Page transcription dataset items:
· · · · · · ·

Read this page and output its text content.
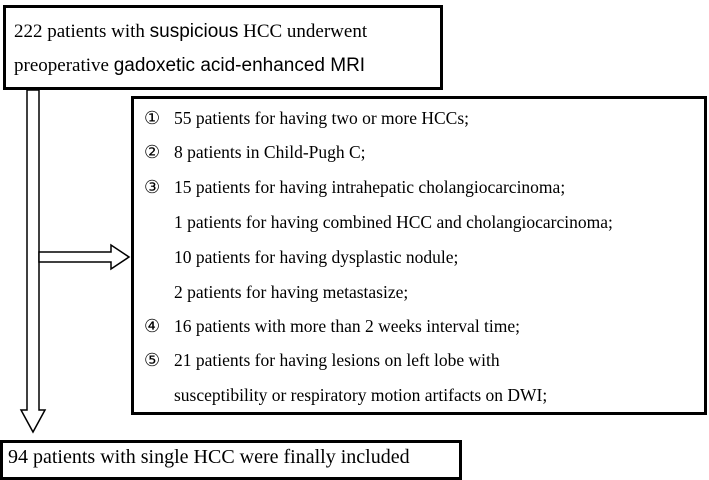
222 patients with suspicious HCC underwent
preoperative gadoxetic acid-enhanced MRI
① 55 patients for having two or more HCCs;
② 8 patients in Child-Pugh C;
③ 15 patients for having intrahepatic cholangiocarcinoma;
1 patients for having combined HCC and cholangiocarcinoma;
10 patients for having dysplastic nodule;
2 patients for having metastasize;
④ 16 patients with more than 2 weeks interval time;
⑤ 21 patients for having lesions on left lobe with
susceptibility or respiratory motion artifacts on DWI;
94 patients with single HCC were finally included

· · · · · · ·

WHAT TO PRODUCE -
Your reply should restate the data above word for word and contain no pictures.

YOUR SOLUTION -
Read this page and output its text content.
222 patients with suspicious HCC underwent
preoperative gadoxetic acid-enhanced MRI
① 55 patients for having two or more HCCs;
② 8 patients in Child-Pugh C;
③ 15 patients for having intrahepatic cholangiocarcinoma;
1 patients for having combined HCC and cholangiocarcinoma;
10 patients for having dysplastic nodule;
2 patients for having metastasize;
④ 16 patients with more than 2 weeks interval time;
⑤ 21 patients for having lesions on left lobe with
susceptibility or respiratory motion artifacts on DWI;
94 patients with single HCC were finally included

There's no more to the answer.